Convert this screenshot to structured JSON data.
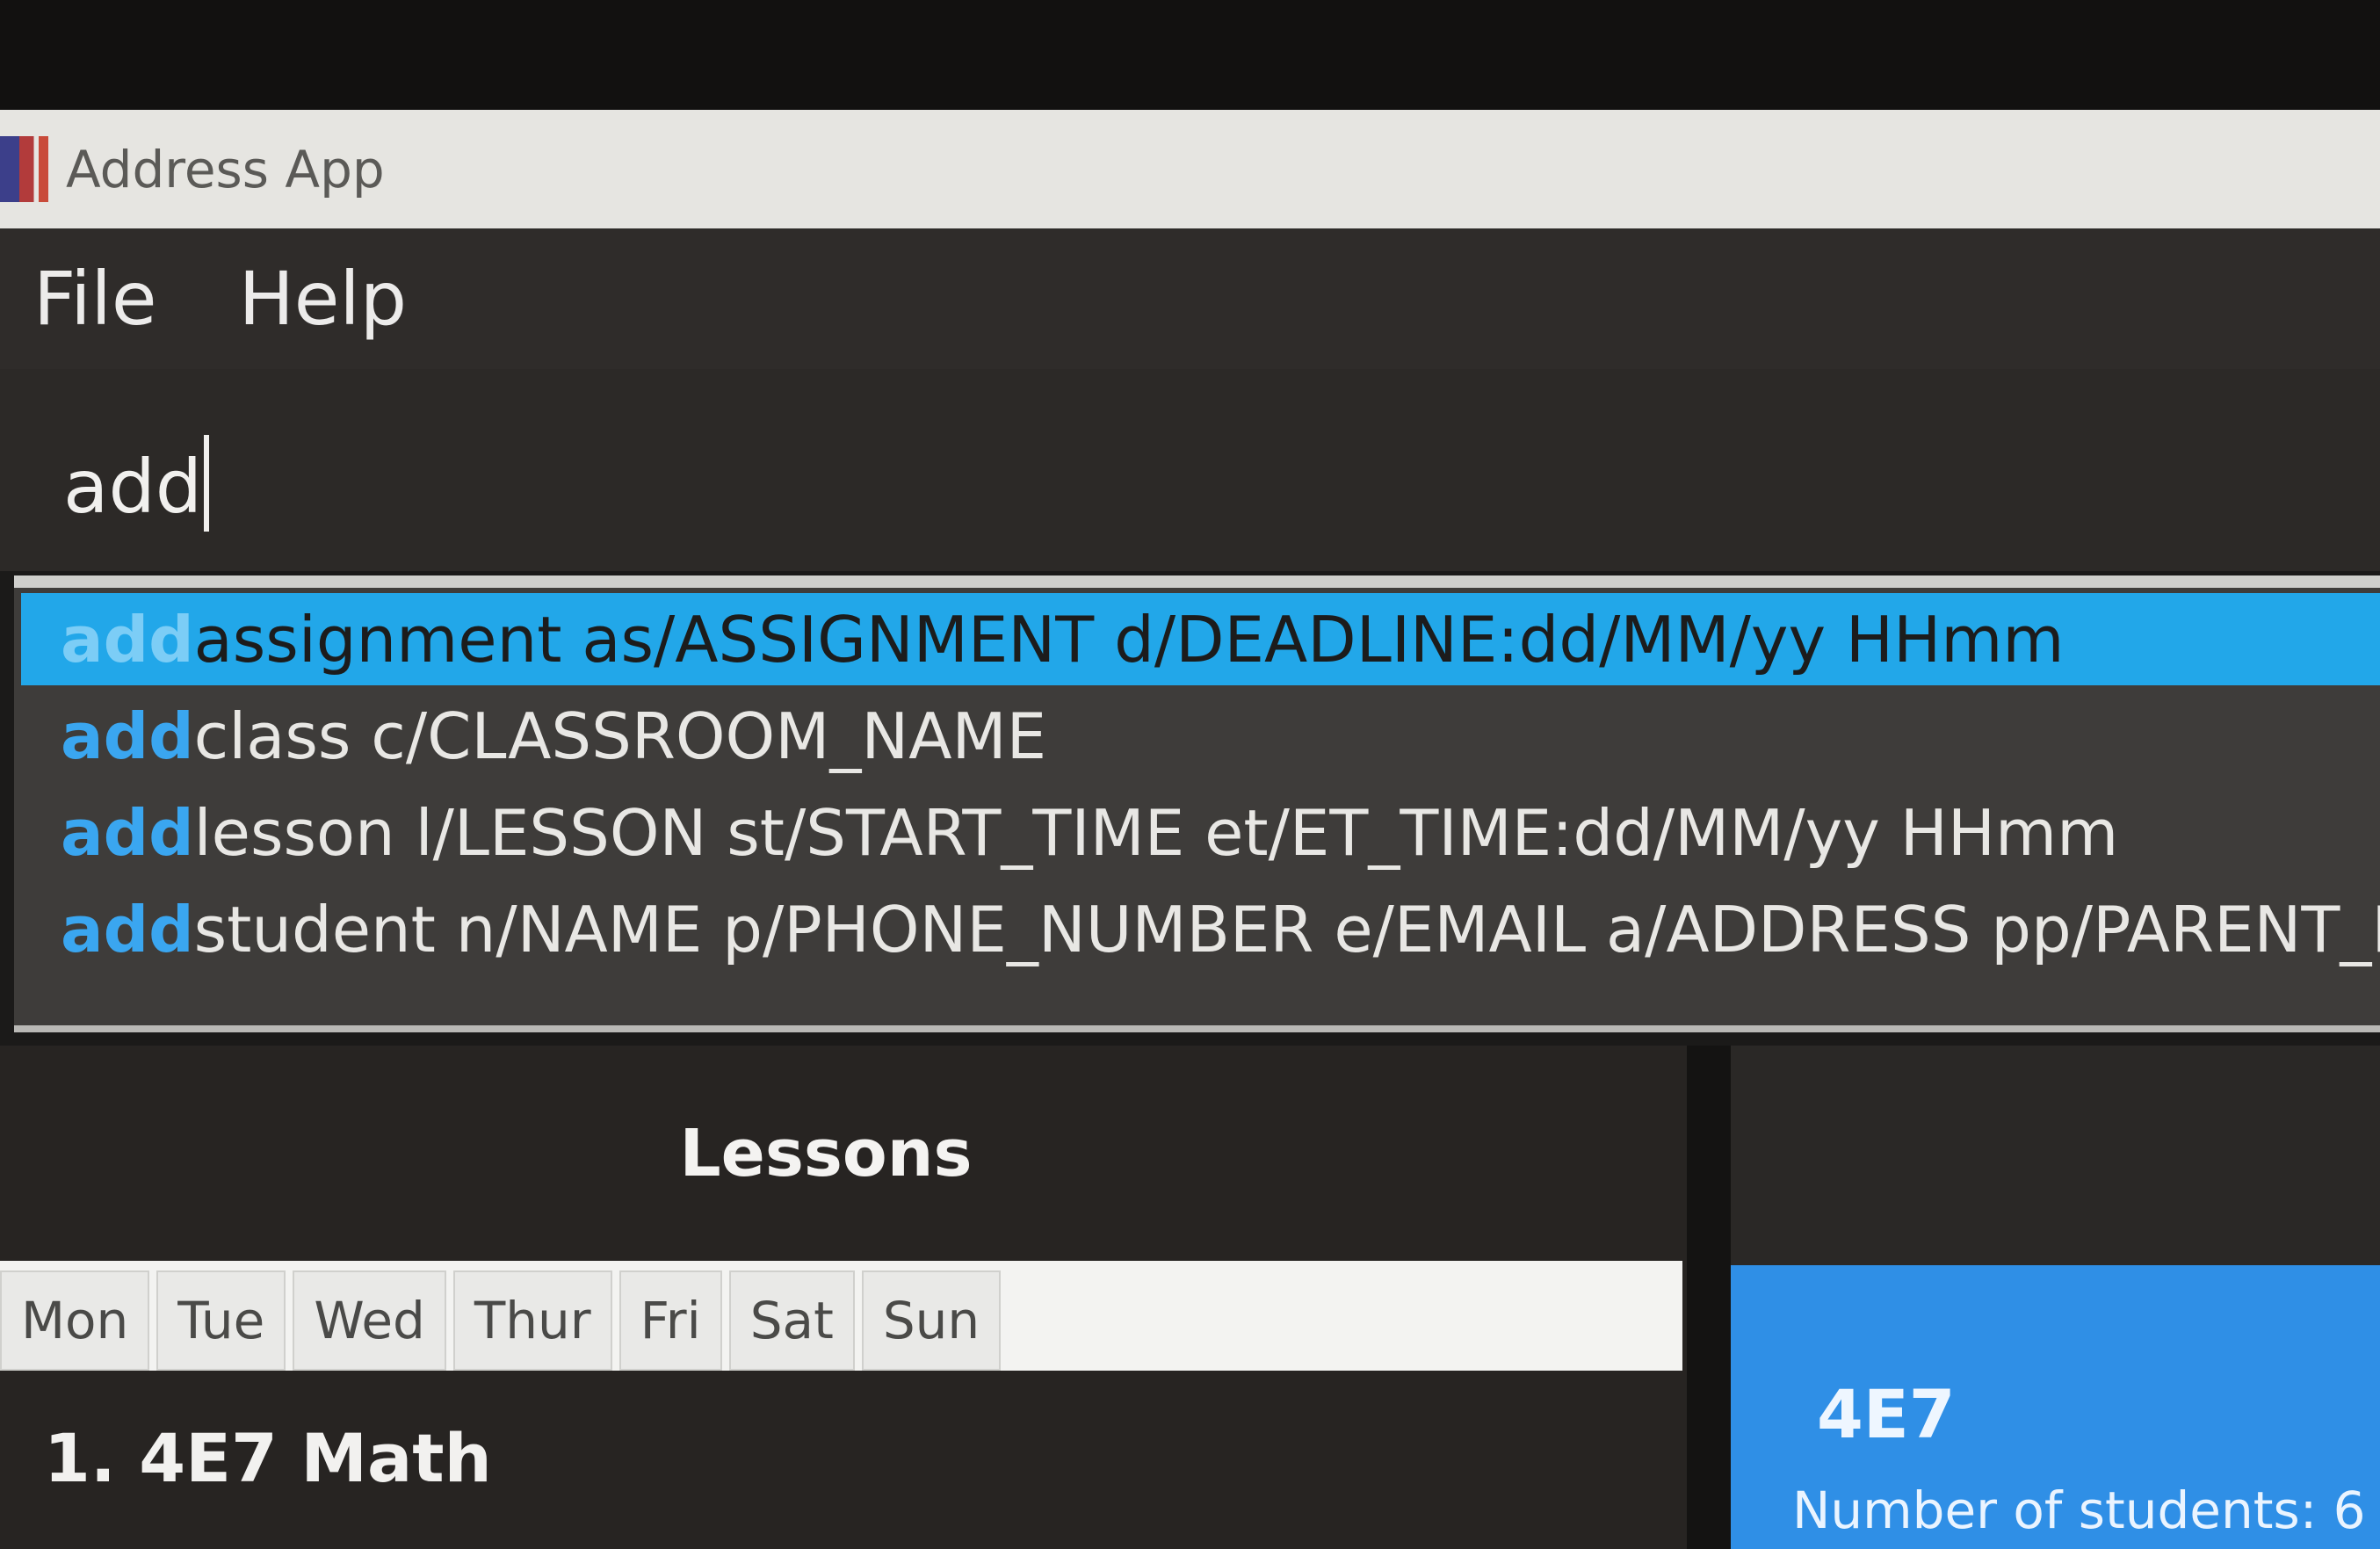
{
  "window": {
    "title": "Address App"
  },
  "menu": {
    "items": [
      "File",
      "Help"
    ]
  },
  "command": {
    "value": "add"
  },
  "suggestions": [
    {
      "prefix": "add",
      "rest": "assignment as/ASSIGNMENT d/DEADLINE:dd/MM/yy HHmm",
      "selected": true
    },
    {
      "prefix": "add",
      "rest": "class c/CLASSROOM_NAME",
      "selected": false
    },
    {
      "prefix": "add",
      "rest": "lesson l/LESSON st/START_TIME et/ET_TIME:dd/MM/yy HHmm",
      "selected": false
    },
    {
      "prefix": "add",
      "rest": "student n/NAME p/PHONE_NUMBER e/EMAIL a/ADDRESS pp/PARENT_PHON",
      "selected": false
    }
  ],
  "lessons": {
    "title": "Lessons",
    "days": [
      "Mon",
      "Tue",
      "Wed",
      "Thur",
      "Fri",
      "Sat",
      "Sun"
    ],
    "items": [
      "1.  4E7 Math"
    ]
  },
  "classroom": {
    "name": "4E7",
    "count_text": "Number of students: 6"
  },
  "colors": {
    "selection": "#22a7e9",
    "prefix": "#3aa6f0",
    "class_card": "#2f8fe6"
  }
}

* TASK REQUIREMENTS
Copy each line in full and exactly, omitting any picture.

* TASK SOLUTION
Convert this screenshot to structured JSON data.
{
  "window": {
    "title": "Address App"
  },
  "menu": {
    "items": [
      "File",
      "Help"
    ]
  },
  "command": {
    "value": "add"
  },
  "suggestions": [
    {
      "prefix": "add",
      "rest": "assignment as/ASSIGNMENT d/DEADLINE:dd/MM/yy HHmm",
      "selected": true
    },
    {
      "prefix": "add",
      "rest": "class c/CLASSROOM_NAME",
      "selected": false
    },
    {
      "prefix": "add",
      "rest": "lesson l/LESSON st/START_TIME et/ET_TIME:dd/MM/yy HHmm",
      "selected": false
    },
    {
      "prefix": "add",
      "rest": "student n/NAME p/PHONE_NUMBER e/EMAIL a/ADDRESS pp/PARENT_PHON",
      "selected": false
    }
  ],
  "lessons": {
    "title": "Lessons",
    "days": [
      "Mon",
      "Tue",
      "Wed",
      "Thur",
      "Fri",
      "Sat",
      "Sun"
    ],
    "items": [
      "1.  4E7 Math"
    ]
  },
  "classroom": {
    "name": "4E7",
    "count_text": "Number of students: 6"
  },
  "colors": {
    "selection": "#22a7e9",
    "prefix": "#3aa6f0",
    "class_card": "#2f8fe6"
  }
}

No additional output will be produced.